━━━ Source extract ━━━

The so-called “China threat theories,” are essentially foreign attributions to China as having a harmful, destabilizing, and even pernicious international disposition. If human rights raise questions about China's polity and its possible foreign policy ramifications, the notion of a “China threat” has more direct bearing on how the rising power is treated abroad. As such, the battle over China threat theories has taken center stage, where the action-reaction concerning the international politics surrounding the People's Republic China (PRC) has played out.

To decipher this interactive process, I draw on the concept of the “security dilemma,” but I make and demonstrate two propositions dissimilar to the standard realist expositions. First, states rely on each other's reputed character to infer intentions and to determine treatment accordingly. In the post–cold war world of U.S. hegemony and great-power peace, a state's threat reputation leads to social derogation and out-group status, which in turn intensifies the security dilemma logic in the international reaction to its power. As an emerging power, the status-conscious PRC has been doubly sensitive to the dynamics of this reputation. Second, given the clear stakes involved, the defamed state will be motivated to take corresponding steps, and may succeed, to secure power and acceptance. The way China has managed its foreign relations has shown that the security dilemma in contemporary world politic is potent but not ineluctable.

━━━ Excerpted records ━━━

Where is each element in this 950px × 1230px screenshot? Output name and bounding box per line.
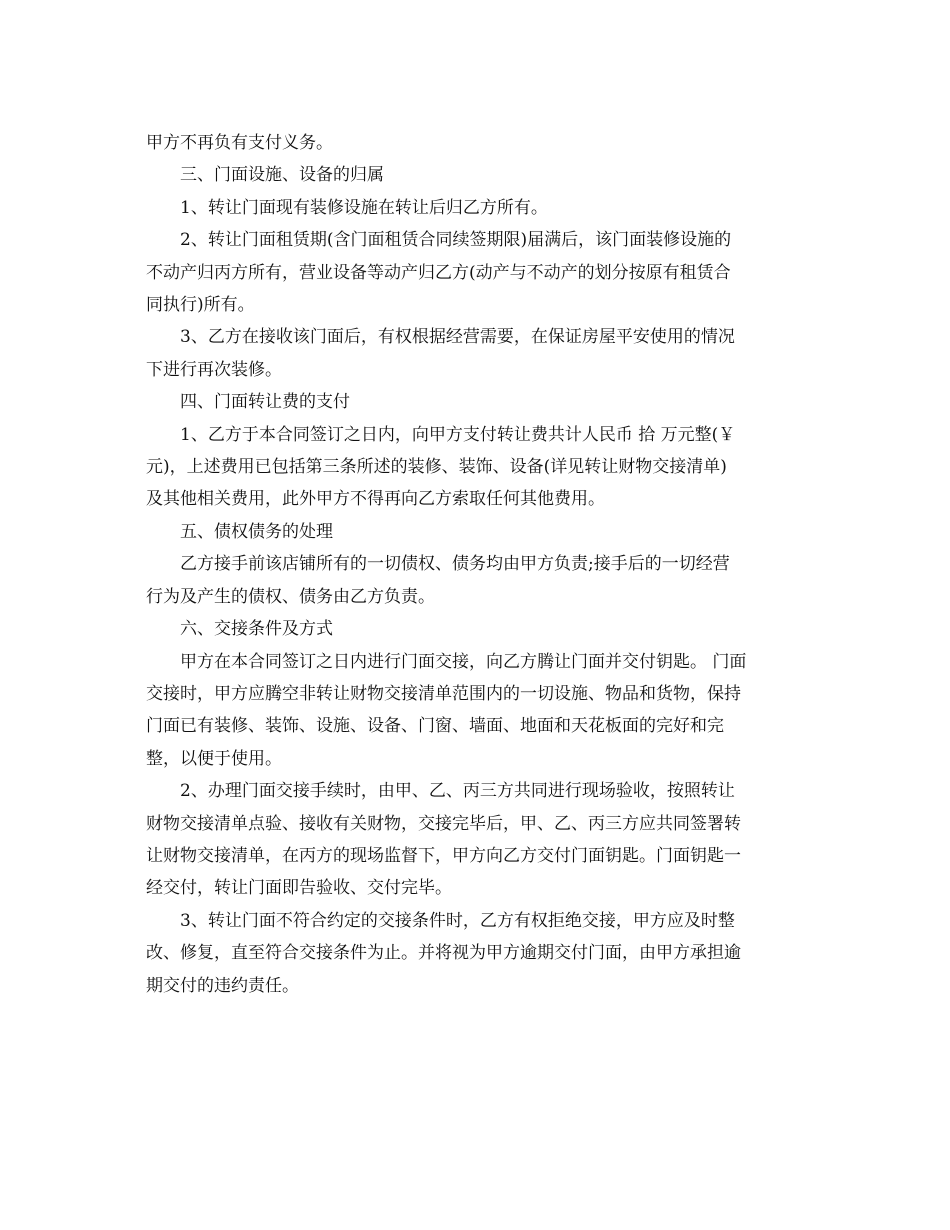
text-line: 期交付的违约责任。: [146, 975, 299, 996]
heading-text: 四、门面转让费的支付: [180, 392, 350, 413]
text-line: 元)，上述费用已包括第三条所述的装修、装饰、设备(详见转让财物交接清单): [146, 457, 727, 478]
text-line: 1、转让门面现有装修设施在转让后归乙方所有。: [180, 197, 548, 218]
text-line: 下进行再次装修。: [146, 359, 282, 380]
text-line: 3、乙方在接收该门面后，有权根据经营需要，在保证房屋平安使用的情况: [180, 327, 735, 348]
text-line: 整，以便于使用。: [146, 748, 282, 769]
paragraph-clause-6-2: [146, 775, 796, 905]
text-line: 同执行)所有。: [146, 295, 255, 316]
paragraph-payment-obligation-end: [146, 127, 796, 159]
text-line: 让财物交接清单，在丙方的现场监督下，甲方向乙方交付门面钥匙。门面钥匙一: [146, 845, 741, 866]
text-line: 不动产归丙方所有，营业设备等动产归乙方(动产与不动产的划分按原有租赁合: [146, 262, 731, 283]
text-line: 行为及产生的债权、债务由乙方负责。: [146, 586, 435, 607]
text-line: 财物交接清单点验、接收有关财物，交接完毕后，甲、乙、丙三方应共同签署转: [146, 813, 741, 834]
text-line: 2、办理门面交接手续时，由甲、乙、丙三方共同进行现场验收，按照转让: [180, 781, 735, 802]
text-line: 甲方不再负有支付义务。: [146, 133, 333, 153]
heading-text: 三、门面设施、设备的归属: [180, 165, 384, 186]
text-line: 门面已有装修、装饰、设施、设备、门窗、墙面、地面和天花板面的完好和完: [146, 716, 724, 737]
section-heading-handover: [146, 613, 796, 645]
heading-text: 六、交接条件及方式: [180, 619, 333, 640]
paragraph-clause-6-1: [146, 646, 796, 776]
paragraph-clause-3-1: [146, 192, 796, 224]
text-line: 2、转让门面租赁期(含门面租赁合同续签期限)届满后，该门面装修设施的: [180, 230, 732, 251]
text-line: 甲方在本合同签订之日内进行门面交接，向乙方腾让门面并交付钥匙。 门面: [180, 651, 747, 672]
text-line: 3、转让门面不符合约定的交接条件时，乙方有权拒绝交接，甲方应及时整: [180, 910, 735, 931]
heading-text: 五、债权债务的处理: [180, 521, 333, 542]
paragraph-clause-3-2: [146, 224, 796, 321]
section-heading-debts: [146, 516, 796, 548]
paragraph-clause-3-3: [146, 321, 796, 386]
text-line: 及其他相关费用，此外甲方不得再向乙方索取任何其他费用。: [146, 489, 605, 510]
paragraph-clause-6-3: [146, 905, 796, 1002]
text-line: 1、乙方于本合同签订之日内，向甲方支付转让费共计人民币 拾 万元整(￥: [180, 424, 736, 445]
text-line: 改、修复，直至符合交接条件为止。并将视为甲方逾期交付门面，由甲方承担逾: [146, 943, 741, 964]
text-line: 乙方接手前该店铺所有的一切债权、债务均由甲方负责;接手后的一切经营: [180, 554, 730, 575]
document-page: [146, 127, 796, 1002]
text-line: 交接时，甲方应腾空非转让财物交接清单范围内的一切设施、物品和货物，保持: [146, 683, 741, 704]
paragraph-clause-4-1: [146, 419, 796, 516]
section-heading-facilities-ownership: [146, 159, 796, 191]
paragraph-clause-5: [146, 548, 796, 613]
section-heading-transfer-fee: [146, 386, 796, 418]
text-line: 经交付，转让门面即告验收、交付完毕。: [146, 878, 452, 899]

━━━
━━━ Excerpted records ━━━

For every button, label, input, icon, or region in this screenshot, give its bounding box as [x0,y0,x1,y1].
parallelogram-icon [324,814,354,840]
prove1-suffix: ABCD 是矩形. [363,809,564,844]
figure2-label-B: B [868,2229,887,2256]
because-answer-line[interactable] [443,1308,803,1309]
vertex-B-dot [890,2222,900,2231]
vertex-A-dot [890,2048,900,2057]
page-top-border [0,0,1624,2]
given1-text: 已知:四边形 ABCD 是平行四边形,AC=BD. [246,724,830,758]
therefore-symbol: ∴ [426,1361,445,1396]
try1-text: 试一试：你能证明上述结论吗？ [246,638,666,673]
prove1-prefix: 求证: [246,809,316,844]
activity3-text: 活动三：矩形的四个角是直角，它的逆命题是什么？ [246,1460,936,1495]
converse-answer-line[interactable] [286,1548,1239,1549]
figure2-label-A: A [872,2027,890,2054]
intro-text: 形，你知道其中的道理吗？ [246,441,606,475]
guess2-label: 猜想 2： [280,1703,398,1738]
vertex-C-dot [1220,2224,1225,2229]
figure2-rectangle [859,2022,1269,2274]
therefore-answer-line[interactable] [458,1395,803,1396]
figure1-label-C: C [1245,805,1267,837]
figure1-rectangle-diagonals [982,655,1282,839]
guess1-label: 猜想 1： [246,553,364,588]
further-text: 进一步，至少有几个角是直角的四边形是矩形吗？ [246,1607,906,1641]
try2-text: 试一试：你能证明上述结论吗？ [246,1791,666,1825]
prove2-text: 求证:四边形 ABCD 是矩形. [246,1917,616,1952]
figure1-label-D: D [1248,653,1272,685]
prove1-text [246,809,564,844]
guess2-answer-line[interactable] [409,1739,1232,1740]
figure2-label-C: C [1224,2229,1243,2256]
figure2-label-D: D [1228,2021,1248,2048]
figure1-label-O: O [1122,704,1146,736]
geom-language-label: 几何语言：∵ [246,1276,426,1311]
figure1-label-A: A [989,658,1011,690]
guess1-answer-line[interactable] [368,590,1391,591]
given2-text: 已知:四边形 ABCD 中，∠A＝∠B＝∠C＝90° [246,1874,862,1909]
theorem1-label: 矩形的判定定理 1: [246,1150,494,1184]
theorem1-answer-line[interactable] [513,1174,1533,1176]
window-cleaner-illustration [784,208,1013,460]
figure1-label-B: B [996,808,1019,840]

━━━

* Tasks:
1) Rewrite the paragraph of the passage on China threat theories that begins "The so-called “China threat theories,”" as a short list, keeping its main facts.
2) In the entries, copy word for word the lines from the one containing "For every button, label, input, icon, or" up to and including the one containing "vertex-A-dot [890,2048,900,2057]".
The entries have no connection to the passage on China threat theories.

* Task answers:
1)
- "China threat theories" are foreign claims that China has a harmful, destabilizing, and even pernicious international disposition.
- Human rights raise questions about China's polity and its possible foreign policy effects, but the "China threat" idea bears more directly on how the rising power is treated abroad.
- So the battle over these theories has taken center stage, where the action and reaction in international politics around the People's Republic of China (PRC) has played out.

2)
For every button, label, input, icon, or region in this screenshot, give its bounding box as [x0,y0,x1,y1].
parallelogram-icon [324,814,354,840]
prove1-suffix: ABCD 是矩形. [363,809,564,844]
figure2-label-B: B [868,2229,887,2256]
because-answer-line[interactable] [443,1308,803,1309]
vertex-B-dot [890,2222,900,2231]
vertex-A-dot [890,2048,900,2057]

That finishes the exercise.